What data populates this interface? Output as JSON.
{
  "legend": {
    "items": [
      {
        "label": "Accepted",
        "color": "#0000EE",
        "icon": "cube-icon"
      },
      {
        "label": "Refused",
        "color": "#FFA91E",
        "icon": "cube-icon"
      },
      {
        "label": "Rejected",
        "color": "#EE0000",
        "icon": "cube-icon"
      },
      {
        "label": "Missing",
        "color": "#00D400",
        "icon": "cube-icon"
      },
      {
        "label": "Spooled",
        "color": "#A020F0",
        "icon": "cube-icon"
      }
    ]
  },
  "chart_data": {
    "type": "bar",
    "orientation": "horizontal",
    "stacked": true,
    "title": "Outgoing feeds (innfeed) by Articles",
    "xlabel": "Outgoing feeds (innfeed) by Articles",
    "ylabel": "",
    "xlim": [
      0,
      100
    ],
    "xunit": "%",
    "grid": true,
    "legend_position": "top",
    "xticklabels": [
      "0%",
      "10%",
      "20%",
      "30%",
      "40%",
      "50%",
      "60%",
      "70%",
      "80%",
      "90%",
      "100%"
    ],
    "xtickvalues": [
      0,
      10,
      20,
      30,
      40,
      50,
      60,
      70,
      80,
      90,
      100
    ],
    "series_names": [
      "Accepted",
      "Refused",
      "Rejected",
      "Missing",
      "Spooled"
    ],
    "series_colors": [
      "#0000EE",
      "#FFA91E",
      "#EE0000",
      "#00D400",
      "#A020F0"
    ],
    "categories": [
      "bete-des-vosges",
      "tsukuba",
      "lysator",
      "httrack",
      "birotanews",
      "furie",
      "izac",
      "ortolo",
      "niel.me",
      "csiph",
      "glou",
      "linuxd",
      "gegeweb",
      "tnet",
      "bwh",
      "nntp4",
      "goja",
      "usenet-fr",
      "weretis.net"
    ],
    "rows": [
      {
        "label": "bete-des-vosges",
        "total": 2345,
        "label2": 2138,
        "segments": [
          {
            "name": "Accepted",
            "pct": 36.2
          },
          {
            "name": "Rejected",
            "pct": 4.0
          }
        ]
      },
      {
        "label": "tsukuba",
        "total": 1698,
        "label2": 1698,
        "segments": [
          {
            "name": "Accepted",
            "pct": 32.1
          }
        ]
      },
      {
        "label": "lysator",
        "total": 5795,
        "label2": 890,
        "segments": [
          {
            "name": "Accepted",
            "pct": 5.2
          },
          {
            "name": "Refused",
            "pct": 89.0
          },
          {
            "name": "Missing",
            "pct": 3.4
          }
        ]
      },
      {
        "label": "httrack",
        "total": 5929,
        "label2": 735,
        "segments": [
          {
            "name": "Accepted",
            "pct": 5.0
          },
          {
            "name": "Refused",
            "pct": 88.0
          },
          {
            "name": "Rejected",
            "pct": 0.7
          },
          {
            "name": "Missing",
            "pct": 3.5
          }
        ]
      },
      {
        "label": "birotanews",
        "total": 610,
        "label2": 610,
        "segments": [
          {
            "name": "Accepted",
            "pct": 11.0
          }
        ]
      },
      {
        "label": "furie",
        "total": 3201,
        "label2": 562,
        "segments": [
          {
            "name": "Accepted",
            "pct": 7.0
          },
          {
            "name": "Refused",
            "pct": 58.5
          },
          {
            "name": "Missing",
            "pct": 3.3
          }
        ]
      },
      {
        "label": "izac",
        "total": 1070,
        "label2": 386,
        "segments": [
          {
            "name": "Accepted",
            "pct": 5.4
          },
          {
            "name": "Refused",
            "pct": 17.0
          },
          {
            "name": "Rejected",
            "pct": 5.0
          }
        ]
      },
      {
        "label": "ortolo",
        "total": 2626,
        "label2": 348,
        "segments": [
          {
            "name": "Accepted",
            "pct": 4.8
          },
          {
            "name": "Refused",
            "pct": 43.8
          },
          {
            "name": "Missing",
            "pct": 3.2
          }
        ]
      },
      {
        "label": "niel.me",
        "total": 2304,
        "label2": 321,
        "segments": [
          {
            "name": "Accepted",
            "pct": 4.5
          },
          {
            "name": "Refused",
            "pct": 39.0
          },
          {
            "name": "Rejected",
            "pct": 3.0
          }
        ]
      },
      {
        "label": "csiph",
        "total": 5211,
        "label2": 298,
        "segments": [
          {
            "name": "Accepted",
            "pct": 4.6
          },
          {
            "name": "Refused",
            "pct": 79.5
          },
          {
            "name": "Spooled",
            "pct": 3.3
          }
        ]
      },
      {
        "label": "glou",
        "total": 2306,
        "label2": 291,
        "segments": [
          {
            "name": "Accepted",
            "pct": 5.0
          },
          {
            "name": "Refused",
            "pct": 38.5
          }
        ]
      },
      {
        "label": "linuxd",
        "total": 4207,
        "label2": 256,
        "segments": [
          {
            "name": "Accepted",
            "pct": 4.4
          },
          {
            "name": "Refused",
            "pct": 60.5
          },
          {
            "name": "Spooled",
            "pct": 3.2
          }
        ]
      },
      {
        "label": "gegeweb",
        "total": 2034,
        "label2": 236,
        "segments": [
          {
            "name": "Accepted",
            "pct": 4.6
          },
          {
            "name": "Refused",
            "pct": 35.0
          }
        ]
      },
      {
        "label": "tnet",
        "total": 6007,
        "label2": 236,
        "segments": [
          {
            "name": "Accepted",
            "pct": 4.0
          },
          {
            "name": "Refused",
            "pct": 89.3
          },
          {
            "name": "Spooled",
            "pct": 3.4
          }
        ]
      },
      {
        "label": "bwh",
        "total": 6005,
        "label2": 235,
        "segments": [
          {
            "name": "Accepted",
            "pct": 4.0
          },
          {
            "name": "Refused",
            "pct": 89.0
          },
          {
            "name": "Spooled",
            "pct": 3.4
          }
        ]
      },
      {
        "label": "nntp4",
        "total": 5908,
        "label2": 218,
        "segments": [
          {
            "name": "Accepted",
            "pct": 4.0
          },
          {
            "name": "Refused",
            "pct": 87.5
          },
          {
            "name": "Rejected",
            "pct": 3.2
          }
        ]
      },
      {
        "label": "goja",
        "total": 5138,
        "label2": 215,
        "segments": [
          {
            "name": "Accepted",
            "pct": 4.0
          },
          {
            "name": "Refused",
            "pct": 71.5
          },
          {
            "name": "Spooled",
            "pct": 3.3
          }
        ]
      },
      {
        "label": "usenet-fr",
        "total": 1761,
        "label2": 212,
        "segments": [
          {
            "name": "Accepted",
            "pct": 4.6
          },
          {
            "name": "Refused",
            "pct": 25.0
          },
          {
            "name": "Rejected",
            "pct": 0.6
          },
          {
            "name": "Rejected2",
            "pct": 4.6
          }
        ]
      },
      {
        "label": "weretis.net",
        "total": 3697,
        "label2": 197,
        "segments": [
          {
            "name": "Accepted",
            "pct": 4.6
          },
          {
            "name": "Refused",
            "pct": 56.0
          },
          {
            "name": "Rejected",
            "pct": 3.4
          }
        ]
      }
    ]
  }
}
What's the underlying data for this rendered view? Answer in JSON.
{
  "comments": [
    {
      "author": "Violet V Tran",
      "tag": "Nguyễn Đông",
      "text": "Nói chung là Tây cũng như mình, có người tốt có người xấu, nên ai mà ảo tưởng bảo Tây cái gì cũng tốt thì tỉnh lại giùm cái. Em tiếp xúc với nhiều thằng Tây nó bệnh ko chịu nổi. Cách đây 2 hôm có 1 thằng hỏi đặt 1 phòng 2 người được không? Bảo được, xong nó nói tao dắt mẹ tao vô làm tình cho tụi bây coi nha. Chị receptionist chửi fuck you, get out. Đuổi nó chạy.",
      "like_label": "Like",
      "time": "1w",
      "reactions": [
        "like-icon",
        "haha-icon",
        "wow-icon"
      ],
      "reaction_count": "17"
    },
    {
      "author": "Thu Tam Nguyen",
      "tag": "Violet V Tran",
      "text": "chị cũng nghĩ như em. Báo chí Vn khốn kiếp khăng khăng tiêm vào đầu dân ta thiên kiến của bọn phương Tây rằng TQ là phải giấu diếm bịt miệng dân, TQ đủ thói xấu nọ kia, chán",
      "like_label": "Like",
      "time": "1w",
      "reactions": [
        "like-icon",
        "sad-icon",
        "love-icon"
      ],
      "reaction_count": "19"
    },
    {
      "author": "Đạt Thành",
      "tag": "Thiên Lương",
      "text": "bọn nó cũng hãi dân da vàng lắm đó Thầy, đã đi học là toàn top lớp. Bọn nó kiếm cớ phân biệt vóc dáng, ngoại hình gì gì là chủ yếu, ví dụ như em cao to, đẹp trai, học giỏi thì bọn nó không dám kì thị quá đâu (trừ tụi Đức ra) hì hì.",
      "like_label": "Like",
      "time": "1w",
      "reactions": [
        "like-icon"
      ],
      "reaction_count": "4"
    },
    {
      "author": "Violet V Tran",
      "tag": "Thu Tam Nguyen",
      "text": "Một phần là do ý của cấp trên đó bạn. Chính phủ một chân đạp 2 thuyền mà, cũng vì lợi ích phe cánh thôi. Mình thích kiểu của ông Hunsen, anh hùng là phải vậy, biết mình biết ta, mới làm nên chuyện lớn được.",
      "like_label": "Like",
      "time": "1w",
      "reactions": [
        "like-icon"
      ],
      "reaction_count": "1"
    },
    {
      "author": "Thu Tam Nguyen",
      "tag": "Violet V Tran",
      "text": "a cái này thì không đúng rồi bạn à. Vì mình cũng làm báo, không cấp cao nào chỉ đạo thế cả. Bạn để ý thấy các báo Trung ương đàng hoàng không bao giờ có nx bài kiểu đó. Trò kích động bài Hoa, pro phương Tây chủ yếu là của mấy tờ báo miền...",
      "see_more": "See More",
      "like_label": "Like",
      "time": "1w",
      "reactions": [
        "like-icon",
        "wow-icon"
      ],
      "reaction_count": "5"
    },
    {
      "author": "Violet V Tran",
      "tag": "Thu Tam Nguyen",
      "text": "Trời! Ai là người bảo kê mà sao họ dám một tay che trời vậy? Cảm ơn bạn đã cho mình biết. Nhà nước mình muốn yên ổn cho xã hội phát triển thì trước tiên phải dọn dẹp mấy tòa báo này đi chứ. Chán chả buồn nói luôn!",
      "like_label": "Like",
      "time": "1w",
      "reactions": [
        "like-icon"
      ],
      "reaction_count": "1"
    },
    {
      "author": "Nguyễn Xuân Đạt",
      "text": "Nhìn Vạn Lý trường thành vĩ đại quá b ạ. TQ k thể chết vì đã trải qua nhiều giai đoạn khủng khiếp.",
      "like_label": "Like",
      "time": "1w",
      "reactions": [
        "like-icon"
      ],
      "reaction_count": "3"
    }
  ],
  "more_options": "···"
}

#### Exercise task
Return each line among the entries that holds the word "this".

#### Answer to the exercise
What data populates this interface? Output as JSON.
What's the underlying data for this rendered view? Answer in JSON.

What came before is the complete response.